Stored entries:
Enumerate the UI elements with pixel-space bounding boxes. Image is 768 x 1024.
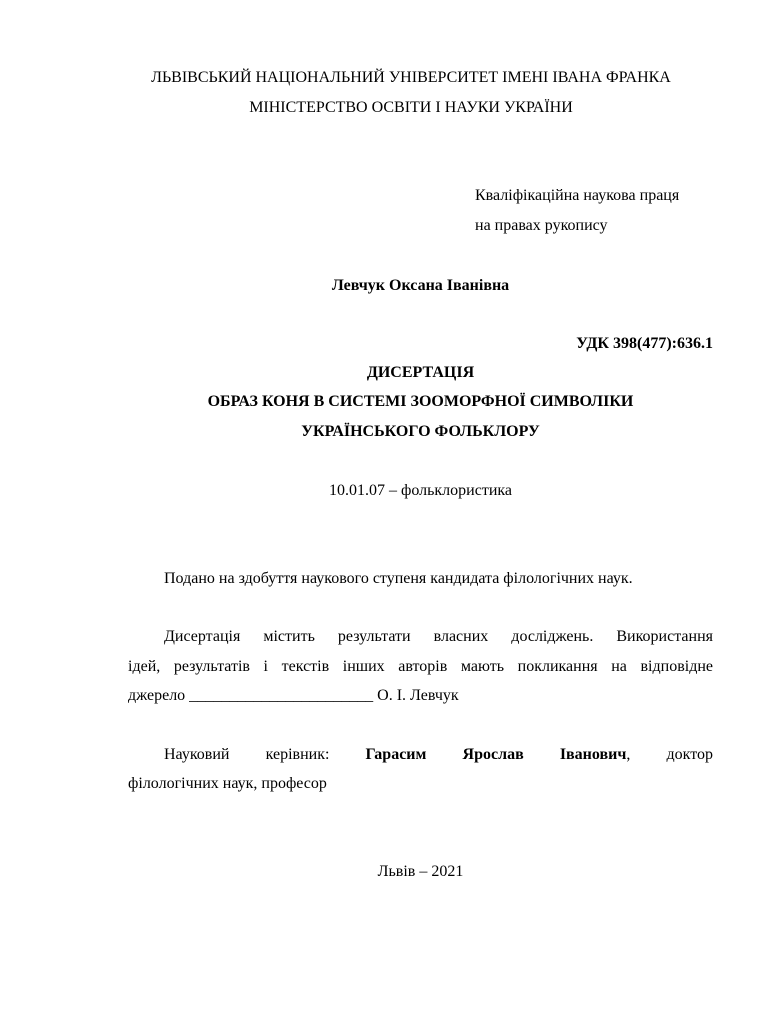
ministry-name: МІНІСТЕРСТВО ОСВІТИ І НАУКИ УКРАЇНИ bbox=[249, 99, 573, 116]
supervisor-patronymic: Іванович bbox=[559, 746, 627, 763]
supervisor-middle-name: Ярослав bbox=[462, 746, 524, 763]
supervisor-label2: керівник: bbox=[265, 746, 330, 763]
manuscript-note-line1: Кваліфікаційна наукова праця bbox=[475, 187, 680, 204]
title-line2: УКРАЇНСЬКОГО ФОЛЬКЛОРУ bbox=[301, 423, 540, 440]
supervisor-degree2: філологічних наук, професор bbox=[128, 775, 327, 792]
supervisor-patronymic-wrap bbox=[560, 745, 631, 765]
declaration-line2: ідей, результатів і текстів інших авторів мають покликання на відповідне bbox=[128, 658, 713, 675]
supervisor-first-name: Гарасим bbox=[365, 746, 427, 763]
author-name: Левчук Оксана Іванівна bbox=[331, 277, 510, 294]
submitted-statement: Подано на здобуття наукового ступеня кандидата філологічних наук. bbox=[164, 570, 633, 587]
declaration-line3: джерело _______________________ О. І. Левчук bbox=[128, 687, 459, 704]
supervisor-degree1: доктор bbox=[666, 746, 713, 763]
university-name: ЛЬВІВСЬКИЙ НАЦІОНАЛЬНИЙ УНІВЕРСИТЕТ ІМЕНІ ІВАНА ФРАНКА bbox=[151, 69, 671, 86]
udk-code: УДК 398(477):636.1 bbox=[576, 335, 713, 352]
title-line1: ОБРАЗ КОНЯ В СИСТЕМІ ЗООМОРФНОЇ СИМВОЛІКИ bbox=[207, 393, 634, 410]
supervisor-label: Науковий bbox=[164, 746, 230, 763]
specialty: 10.01.07 – фольклористика bbox=[328, 482, 513, 499]
supervisor-line1 bbox=[164, 745, 713, 765]
document-type: ДИСЕРТАЦІЯ bbox=[366, 364, 475, 381]
manuscript-note-line2: на правах рукопису bbox=[475, 217, 608, 234]
supervisor-comma: , bbox=[626, 746, 631, 763]
place-year: Львів – 2021 bbox=[377, 863, 464, 880]
declaration-line1: Дисертація містить результати власних досліджень. Використання bbox=[164, 628, 713, 645]
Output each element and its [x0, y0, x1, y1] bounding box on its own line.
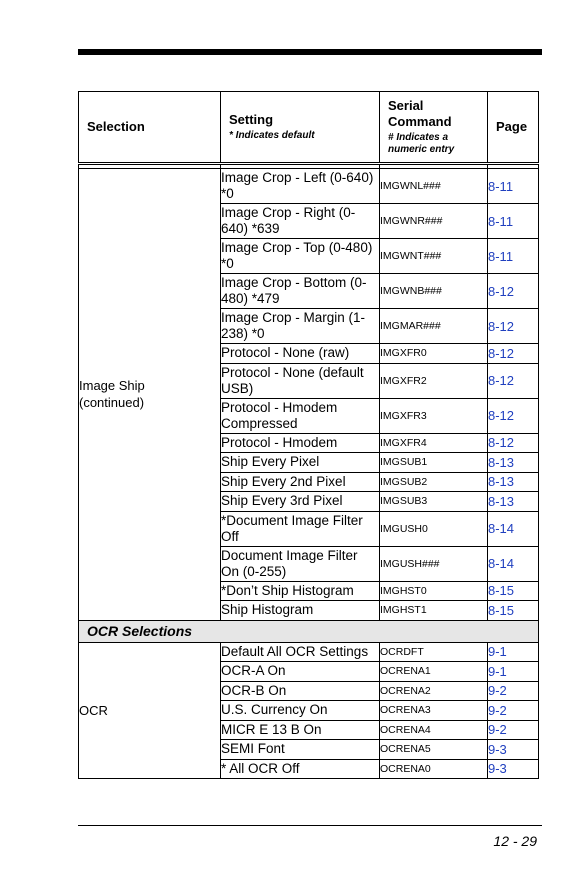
setting-cell: Ship Every 3rd Pixel: [221, 492, 380, 512]
setting-cell: U.S. Currency On: [221, 701, 380, 721]
table-row: [79, 169, 539, 204]
setting-cell: Protocol - None (raw): [221, 344, 380, 364]
table-header-row: [79, 92, 539, 164]
page-link[interactable]: 8-15: [488, 601, 539, 621]
page-number: 12 - 29: [493, 833, 537, 849]
setting-cell: * All OCR Off: [221, 759, 380, 779]
header-page: Page: [488, 92, 539, 164]
table-row: [79, 642, 539, 662]
header-selection: Selection: [79, 92, 221, 164]
setting-cell: Image Crop - Left (0-640) *0: [221, 169, 380, 204]
header-setting-note: * Indicates default: [229, 130, 315, 141]
serial-command-cell: OCRENA1: [380, 662, 488, 682]
section-title: OCR Selections: [79, 620, 539, 642]
setting-cell: Ship Histogram: [221, 601, 380, 621]
serial-command-cell: IMGMAR###: [380, 309, 488, 344]
serial-command-cell: IMGXFR3: [380, 398, 488, 433]
setting-cell: *Don’t Ship Histogram: [221, 581, 380, 601]
setting-cell: Default All OCR Settings: [221, 642, 380, 662]
selection-cell: [79, 169, 221, 621]
serial-command-cell: IMGHST0: [380, 581, 488, 601]
serial-command-cell: IMGWNT###: [380, 239, 488, 274]
serial-command-cell: OCRDFT: [380, 642, 488, 662]
setting-cell: Protocol - None (default USB): [221, 363, 380, 398]
page-link[interactable]: 8-11: [488, 204, 539, 239]
serial-command-cell: IMGXFR2: [380, 363, 488, 398]
bottom-rule: [78, 825, 542, 826]
setting-cell: SEMI Font: [221, 740, 380, 760]
serial-command-cell: IMGWNL###: [380, 169, 488, 204]
page-link[interactable]: 9-1: [488, 662, 539, 682]
header-serial-command: Serial Command # Indicates a numeric entry: [380, 92, 488, 164]
selection-label: Image Ship: [79, 378, 145, 394]
section-header-row: [79, 620, 539, 642]
serial-command-cell: IMGWNB###: [380, 274, 488, 309]
page-link[interactable]: 8-12: [488, 433, 539, 453]
serial-command-cell: OCRENA4: [380, 720, 488, 740]
setting-cell: Image Crop - Right (0-640) *639: [221, 204, 380, 239]
setting-cell: Image Crop - Top (0-480) *0: [221, 239, 380, 274]
setting-cell: MICR E 13 B On: [221, 720, 380, 740]
top-rule: [78, 49, 542, 55]
page-link[interactable]: 9-3: [488, 740, 539, 760]
setting-cell: Ship Every 2nd Pixel: [221, 472, 380, 492]
page-link[interactable]: 8-12: [488, 274, 539, 309]
serial-command-cell: IMGUSH###: [380, 546, 488, 581]
header-setting: Setting * Indicates default: [221, 92, 380, 164]
page-link[interactable]: 9-2: [488, 681, 539, 701]
page-link[interactable]: 8-14: [488, 511, 539, 546]
serial-command-cell: IMGXFR0: [380, 344, 488, 364]
serial-command-cell: IMGSUB1: [380, 453, 488, 473]
serial-command-table: [78, 91, 539, 779]
page-link[interactable]: 9-2: [488, 720, 539, 740]
page-link[interactable]: 8-12: [488, 398, 539, 433]
setting-cell: Protocol - Hmodem: [221, 433, 380, 453]
serial-command-cell: IMGXFR4: [380, 433, 488, 453]
page-link[interactable]: 9-1: [488, 642, 539, 662]
selection-label: OCR: [79, 702, 108, 718]
page-link[interactable]: 8-15: [488, 581, 539, 601]
page-link[interactable]: 9-3: [488, 759, 539, 779]
setting-cell: Image Crop - Bottom (0-480) *479: [221, 274, 380, 309]
header-serial-note: # Indicates a numeric entry: [388, 132, 455, 155]
selection-label: (continued): [79, 395, 145, 411]
serial-command-cell: IMGHST1: [380, 601, 488, 621]
serial-command-cell: OCRENA0: [380, 759, 488, 779]
page-link[interactable]: 8-13: [488, 472, 539, 492]
setting-cell: Image Crop - Margin (1-238) *0: [221, 309, 380, 344]
serial-command-cell: IMGUSH0: [380, 511, 488, 546]
serial-command-cell: IMGSUB3: [380, 492, 488, 512]
page-link[interactable]: 8-14: [488, 546, 539, 581]
page-link[interactable]: 8-13: [488, 453, 539, 473]
page-link[interactable]: 9-2: [488, 701, 539, 721]
setting-cell: OCR-B On: [221, 681, 380, 701]
serial-command-cell: OCRENA2: [380, 681, 488, 701]
setting-cell: Ship Every Pixel: [221, 453, 380, 473]
page-link[interactable]: 8-12: [488, 344, 539, 364]
setting-cell: *Document Image Filter Off: [221, 511, 380, 546]
serial-command-cell: IMGSUB2: [380, 472, 488, 492]
setting-cell: Document Image Filter On (0-255): [221, 546, 380, 581]
serial-command-cell: IMGWNR###: [380, 204, 488, 239]
page-link[interactable]: 8-11: [488, 239, 539, 274]
serial-command-cell: OCRENA5: [380, 740, 488, 760]
page-link[interactable]: 8-11: [488, 169, 539, 204]
serial-command-cell: OCRENA3: [380, 701, 488, 721]
page-link[interactable]: 8-12: [488, 309, 539, 344]
page-link[interactable]: 8-13: [488, 492, 539, 512]
setting-cell: OCR-A On: [221, 662, 380, 682]
page-link[interactable]: 8-12: [488, 363, 539, 398]
setting-cell: Protocol - Hmodem Compressed: [221, 398, 380, 433]
selection-cell: [79, 642, 221, 779]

Required task
Return every line of the items above word for word, omitting the pictures.

Reply
Enumerate the UI elements with pixel-space bounding boxes. Image is 768 x 1024.
ministry-name: МІНІСТЕРСТВО ОСВІТИ І НАУКИ УКРАЇНИ bbox=[249, 99, 573, 116]
supervisor-patronymic: Іванович bbox=[559, 746, 627, 763]
supervisor-middle-name: Ярослав bbox=[462, 746, 524, 763]
supervisor-label2: керівник: bbox=[265, 746, 330, 763]
manuscript-note-line1: Кваліфікаційна наукова праця bbox=[475, 187, 680, 204]
title-line2: УКРАЇНСЬКОГО ФОЛЬКЛОРУ bbox=[301, 423, 540, 440]
supervisor-degree2: філологічних наук, професор bbox=[128, 775, 327, 792]
supervisor-patronymic-wrap bbox=[560, 745, 631, 765]
declaration-line2: ідей, результатів і текстів інших авторів мають покликання на відповідне bbox=[128, 658, 713, 675]
supervisor-first-name: Гарасим bbox=[365, 746, 427, 763]
author-name: Левчук Оксана Іванівна bbox=[331, 277, 510, 294]
submitted-statement: Подано на здобуття наукового ступеня кандидата філологічних наук. bbox=[164, 570, 633, 587]
declaration-line3: джерело _______________________ О. І. Левчук bbox=[128, 687, 459, 704]
supervisor-degree1: доктор bbox=[666, 746, 713, 763]
university-name: ЛЬВІВСЬКИЙ НАЦІОНАЛЬНИЙ УНІВЕРСИТЕТ ІМЕНІ ІВАНА ФРАНКА bbox=[151, 69, 671, 86]
udk-code: УДК 398(477):636.1 bbox=[576, 335, 713, 352]
title-line1: ОБРАЗ КОНЯ В СИСТЕМІ ЗООМОРФНОЇ СИМВОЛІКИ bbox=[207, 393, 634, 410]
supervisor-label: Науковий bbox=[164, 746, 230, 763]
specialty: 10.01.07 – фольклористика bbox=[328, 482, 513, 499]
supervisor-line1 bbox=[164, 745, 713, 765]
document-type: ДИСЕРТАЦІЯ bbox=[366, 364, 475, 381]
manuscript-note-line2: на правах рукопису bbox=[475, 217, 608, 234]
supervisor-comma: , bbox=[626, 746, 631, 763]
place-year: Львів – 2021 bbox=[377, 863, 464, 880]
declaration-line1: Дисертація містить результати власних досліджень. Використання bbox=[164, 628, 713, 645]
Output each element and its [x0, y0, x1, y1] bounding box on its own line.
setting-cell: Ship Every 3rd Pixel: [221, 492, 380, 512]
setting-cell: U.S. Currency On: [221, 701, 380, 721]
table-row: [79, 169, 539, 204]
setting-cell: Protocol - None (raw): [221, 344, 380, 364]
table-header-row: [79, 92, 539, 164]
page-link[interactable]: 8-15: [488, 601, 539, 621]
page-number: 12 - 29: [493, 833, 537, 849]
setting-cell: * All OCR Off: [221, 759, 380, 779]
header-page: Page: [488, 92, 539, 164]
table-row: [79, 642, 539, 662]
header-selection: Selection: [79, 92, 221, 164]
setting-cell: Image Crop - Left (0-640) *0: [221, 169, 380, 204]
header-setting-note: * Indicates default: [229, 130, 315, 141]
serial-command-cell: OCRENA1: [380, 662, 488, 682]
section-title: OCR Selections: [79, 620, 539, 642]
setting-cell: Ship Histogram: [221, 601, 380, 621]
serial-command-cell: IMGMAR###: [380, 309, 488, 344]
serial-command-cell: IMGXFR3: [380, 398, 488, 433]
setting-cell: *Don’t Ship Histogram: [221, 581, 380, 601]
setting-cell: Default All OCR Settings: [221, 642, 380, 662]
selection-cell: [79, 169, 221, 621]
serial-command-cell: IMGHST0: [380, 581, 488, 601]
serial-command-cell: IMGWNT###: [380, 239, 488, 274]
serial-command-cell: OCRDFT: [380, 642, 488, 662]
setting-cell: Protocol - None (default USB): [221, 363, 380, 398]
page-link[interactable]: 8-11: [488, 204, 539, 239]
serial-command-cell: IMGXFR2: [380, 363, 488, 398]
bottom-rule: [78, 825, 542, 826]
setting-cell: SEMI Font: [221, 740, 380, 760]
serial-command-cell: IMGWNL###: [380, 169, 488, 204]
page-link[interactable]: 9-1: [488, 662, 539, 682]
header-serial-command: Serial Command # Indicates a numeric entry: [380, 92, 488, 164]
selection-label: Image Ship: [79, 378, 145, 394]
section-header-row: [79, 620, 539, 642]
serial-command-cell: IMGWNB###: [380, 274, 488, 309]
page-link[interactable]: 8-12: [488, 433, 539, 453]
serial-command-cell: OCRENA4: [380, 720, 488, 740]
setting-cell: Image Crop - Right (0-640) *639: [221, 204, 380, 239]
setting-cell: Image Crop - Top (0-480) *0: [221, 239, 380, 274]
setting-cell: MICR E 13 B On: [221, 720, 380, 740]
top-rule: [78, 49, 542, 55]
page-link[interactable]: 9-3: [488, 740, 539, 760]
setting-cell: Ship Every 2nd Pixel: [221, 472, 380, 492]
page-link[interactable]: 8-12: [488, 274, 539, 309]
serial-command-cell: IMGUSH###: [380, 546, 488, 581]
header-setting: Setting * Indicates default: [221, 92, 380, 164]
page-link[interactable]: 9-2: [488, 681, 539, 701]
page-link[interactable]: 8-14: [488, 511, 539, 546]
serial-command-cell: IMGXFR0: [380, 344, 488, 364]
serial-command-cell: IMGSUB1: [380, 453, 488, 473]
serial-command-table: [78, 91, 539, 779]
page-link[interactable]: 9-2: [488, 720, 539, 740]
page-link[interactable]: 8-12: [488, 398, 539, 433]
setting-cell: Protocol - Hmodem: [221, 433, 380, 453]
serial-command-cell: IMGXFR4: [380, 433, 488, 453]
page-link[interactable]: 9-1: [488, 642, 539, 662]
selection-label: OCR: [79, 702, 108, 718]
page-link[interactable]: 8-15: [488, 581, 539, 601]
page-link[interactable]: 9-3: [488, 759, 539, 779]
setting-cell: Image Crop - Bottom (0-480) *479: [221, 274, 380, 309]
header-serial-note: # Indicates a numeric entry: [388, 132, 455, 155]
selection-label: (continued): [79, 395, 145, 411]
serial-command-cell: IMGHST1: [380, 601, 488, 621]
serial-command-cell: OCRENA0: [380, 759, 488, 779]
page-link[interactable]: 8-13: [488, 472, 539, 492]
setting-cell: Image Crop - Margin (1-238) *0: [221, 309, 380, 344]
serial-command-cell: IMGUSH0: [380, 511, 488, 546]
serial-command-cell: IMGSUB3: [380, 492, 488, 512]
page-link[interactable]: 8-14: [488, 546, 539, 581]
page-link[interactable]: 8-13: [488, 453, 539, 473]
page-link[interactable]: 9-2: [488, 701, 539, 721]
setting-cell: OCR-B On: [221, 681, 380, 701]
serial-command-cell: OCRENA2: [380, 681, 488, 701]
setting-cell: Ship Every Pixel: [221, 453, 380, 473]
page-link[interactable]: 8-12: [488, 344, 539, 364]
setting-cell: *Document Image Filter Off: [221, 511, 380, 546]
serial-command-cell: IMGSUB2: [380, 472, 488, 492]
setting-cell: Document Image Filter On (0-255): [221, 546, 380, 581]
serial-command-cell: IMGWNR###: [380, 204, 488, 239]
page-link[interactable]: 8-11: [488, 239, 539, 274]
serial-command-cell: OCRENA5: [380, 740, 488, 760]
page-link[interactable]: 8-11: [488, 169, 539, 204]
serial-command-cell: OCRENA3: [380, 701, 488, 721]
page-link[interactable]: 8-12: [488, 309, 539, 344]
page-link[interactable]: 8-13: [488, 492, 539, 512]
setting-cell: OCR-A On: [221, 662, 380, 682]
page-link[interactable]: 8-12: [488, 363, 539, 398]
setting-cell: Protocol - Hmodem Compressed: [221, 398, 380, 433]
selection-cell: [79, 642, 221, 779]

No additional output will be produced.